===== Passage =====
Molecular theory of Langevin dynamics for active self-diffusiophoretic colloids

TL;DR

This paper derives microscopic Langevin equations for small active colloids propelled by self-diffusiophoresis, providing detailed expressions for forces, torques, and reaction rates that are valid at microscopic scales.

Contribution

It offers a fully microscopic derivation of Langevin equations for self-diffusiophoretic colloids, including explicit formulas for friction tensors and reaction rates.

Findings

Provides microscopic expressions for translational and rotational friction tensors.

Derives nonequilibrium averages of fluid fields for active motion.

Extends theoretical understanding to small-scale active colloids.
===== Provided information =====
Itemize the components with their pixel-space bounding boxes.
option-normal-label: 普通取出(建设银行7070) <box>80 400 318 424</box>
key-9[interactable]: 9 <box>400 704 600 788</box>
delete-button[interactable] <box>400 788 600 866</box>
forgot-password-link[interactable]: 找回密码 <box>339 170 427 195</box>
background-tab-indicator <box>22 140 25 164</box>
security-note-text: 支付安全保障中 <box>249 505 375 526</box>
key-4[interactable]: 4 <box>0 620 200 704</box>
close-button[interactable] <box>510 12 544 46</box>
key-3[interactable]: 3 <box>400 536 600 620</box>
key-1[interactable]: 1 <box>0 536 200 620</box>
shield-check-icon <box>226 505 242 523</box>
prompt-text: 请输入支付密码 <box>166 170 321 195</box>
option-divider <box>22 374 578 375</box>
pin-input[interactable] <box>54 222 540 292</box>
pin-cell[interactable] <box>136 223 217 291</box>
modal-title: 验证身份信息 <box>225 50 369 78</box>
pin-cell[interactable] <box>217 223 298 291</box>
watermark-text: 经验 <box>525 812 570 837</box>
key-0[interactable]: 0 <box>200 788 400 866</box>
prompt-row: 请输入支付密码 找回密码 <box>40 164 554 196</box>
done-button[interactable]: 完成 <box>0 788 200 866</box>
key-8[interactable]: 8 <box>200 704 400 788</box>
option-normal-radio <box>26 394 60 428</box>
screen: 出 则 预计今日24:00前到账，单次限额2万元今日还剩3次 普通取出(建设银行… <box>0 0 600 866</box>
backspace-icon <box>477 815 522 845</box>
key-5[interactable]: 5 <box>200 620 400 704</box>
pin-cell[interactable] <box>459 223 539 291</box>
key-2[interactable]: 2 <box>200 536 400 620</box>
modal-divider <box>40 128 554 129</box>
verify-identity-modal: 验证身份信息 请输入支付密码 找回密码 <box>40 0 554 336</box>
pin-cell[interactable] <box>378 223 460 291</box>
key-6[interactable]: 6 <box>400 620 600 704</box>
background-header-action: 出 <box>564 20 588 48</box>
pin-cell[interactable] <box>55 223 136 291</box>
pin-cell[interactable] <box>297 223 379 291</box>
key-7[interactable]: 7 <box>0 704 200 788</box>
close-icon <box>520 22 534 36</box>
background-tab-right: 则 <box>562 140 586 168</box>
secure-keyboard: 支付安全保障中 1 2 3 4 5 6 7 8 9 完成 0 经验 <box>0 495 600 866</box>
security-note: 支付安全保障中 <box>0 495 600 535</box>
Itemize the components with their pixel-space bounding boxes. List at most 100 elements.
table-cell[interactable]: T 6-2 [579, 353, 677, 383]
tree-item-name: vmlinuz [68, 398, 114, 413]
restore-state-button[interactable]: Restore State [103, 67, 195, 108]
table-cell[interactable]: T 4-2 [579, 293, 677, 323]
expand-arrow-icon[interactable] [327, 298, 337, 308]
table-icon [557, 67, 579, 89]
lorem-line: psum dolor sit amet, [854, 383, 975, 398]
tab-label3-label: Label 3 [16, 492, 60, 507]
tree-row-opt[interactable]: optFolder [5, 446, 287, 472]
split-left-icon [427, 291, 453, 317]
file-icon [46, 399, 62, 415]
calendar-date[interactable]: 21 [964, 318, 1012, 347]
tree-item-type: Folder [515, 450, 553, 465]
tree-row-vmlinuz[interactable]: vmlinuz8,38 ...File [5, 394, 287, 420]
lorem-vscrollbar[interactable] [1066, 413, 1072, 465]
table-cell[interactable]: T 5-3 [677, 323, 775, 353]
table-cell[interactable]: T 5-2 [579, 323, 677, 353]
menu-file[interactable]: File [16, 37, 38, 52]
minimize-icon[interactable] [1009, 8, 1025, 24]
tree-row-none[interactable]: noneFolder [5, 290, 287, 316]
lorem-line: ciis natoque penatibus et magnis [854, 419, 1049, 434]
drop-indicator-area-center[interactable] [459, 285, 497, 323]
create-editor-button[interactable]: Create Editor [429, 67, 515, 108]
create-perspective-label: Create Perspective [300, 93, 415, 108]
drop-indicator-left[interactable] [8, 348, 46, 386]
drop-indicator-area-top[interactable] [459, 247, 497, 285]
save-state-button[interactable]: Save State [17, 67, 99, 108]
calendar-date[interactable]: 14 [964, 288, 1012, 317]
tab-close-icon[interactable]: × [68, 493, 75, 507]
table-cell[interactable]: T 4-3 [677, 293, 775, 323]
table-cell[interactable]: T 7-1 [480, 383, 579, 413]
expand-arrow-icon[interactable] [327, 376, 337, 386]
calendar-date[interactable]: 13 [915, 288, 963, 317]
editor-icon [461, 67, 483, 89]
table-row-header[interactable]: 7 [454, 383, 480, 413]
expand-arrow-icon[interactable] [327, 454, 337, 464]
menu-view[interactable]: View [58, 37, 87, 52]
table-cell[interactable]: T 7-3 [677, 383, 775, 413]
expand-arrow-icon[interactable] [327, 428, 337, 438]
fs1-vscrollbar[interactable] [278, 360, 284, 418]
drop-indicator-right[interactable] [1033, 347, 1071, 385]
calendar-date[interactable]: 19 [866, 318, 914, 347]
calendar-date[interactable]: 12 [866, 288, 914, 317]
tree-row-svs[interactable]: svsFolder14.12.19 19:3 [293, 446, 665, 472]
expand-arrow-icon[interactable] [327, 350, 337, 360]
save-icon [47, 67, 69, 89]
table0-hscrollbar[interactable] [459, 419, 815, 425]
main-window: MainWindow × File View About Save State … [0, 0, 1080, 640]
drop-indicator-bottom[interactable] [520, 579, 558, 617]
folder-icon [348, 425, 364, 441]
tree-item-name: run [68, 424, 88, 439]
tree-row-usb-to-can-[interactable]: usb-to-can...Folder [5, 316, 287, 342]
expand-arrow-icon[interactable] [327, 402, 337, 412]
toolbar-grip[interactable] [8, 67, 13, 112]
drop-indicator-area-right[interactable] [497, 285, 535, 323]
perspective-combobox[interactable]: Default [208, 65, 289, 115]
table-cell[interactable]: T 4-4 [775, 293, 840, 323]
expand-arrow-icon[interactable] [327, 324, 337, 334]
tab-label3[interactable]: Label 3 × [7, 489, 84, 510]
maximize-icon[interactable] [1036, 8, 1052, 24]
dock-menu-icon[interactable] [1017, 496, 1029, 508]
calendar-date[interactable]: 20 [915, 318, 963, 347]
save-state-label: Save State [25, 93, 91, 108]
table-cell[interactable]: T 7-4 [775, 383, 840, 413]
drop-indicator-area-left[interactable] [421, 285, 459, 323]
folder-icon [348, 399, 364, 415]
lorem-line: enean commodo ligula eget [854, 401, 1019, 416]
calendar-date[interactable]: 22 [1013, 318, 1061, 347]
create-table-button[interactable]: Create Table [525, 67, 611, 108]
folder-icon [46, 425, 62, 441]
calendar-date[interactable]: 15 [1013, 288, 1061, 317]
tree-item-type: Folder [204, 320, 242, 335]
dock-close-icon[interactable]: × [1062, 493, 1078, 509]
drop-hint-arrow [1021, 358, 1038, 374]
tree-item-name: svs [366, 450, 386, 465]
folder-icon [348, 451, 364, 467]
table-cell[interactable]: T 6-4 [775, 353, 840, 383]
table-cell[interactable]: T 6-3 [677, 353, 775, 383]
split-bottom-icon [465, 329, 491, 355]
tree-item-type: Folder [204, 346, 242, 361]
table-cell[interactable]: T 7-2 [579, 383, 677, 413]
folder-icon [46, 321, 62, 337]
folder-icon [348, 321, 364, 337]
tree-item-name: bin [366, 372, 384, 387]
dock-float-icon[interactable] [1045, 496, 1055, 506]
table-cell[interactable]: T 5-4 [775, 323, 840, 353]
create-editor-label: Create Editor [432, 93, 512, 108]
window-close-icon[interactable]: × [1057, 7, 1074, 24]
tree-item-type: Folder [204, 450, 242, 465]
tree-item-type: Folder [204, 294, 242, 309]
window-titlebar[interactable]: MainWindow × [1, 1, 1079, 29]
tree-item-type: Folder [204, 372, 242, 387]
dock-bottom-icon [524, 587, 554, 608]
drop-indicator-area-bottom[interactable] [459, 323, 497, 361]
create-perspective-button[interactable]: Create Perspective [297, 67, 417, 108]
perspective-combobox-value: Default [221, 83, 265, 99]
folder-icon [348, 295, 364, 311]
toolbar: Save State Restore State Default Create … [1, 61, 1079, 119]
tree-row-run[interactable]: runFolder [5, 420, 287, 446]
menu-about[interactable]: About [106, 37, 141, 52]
=====
**Task**:
Reproduce the Langevin dynamics summary above word for word, from its title through the last finding.

**Answer space**:
Molecular theory of Langevin dynamics for active self-diffusiophoretic colloids

TL;DR

This paper derives microscopic Langevin equations for small active colloids propelled by self-diffusiophoresis, providing detailed expressions for forces, torques, and reaction rates that are valid at microscopic scales.

Contribution

It offers a fully microscopic derivation of Langevin equations for self-diffusiophoretic colloids, including explicit formulas for friction tensors and reaction rates.

Findings

Provides microscopic expressions for translational and rotational friction tensors.

Derives nonequilibrium averages of fluid fields for active motion.

Extends theoretical understanding to small-scale active colloids.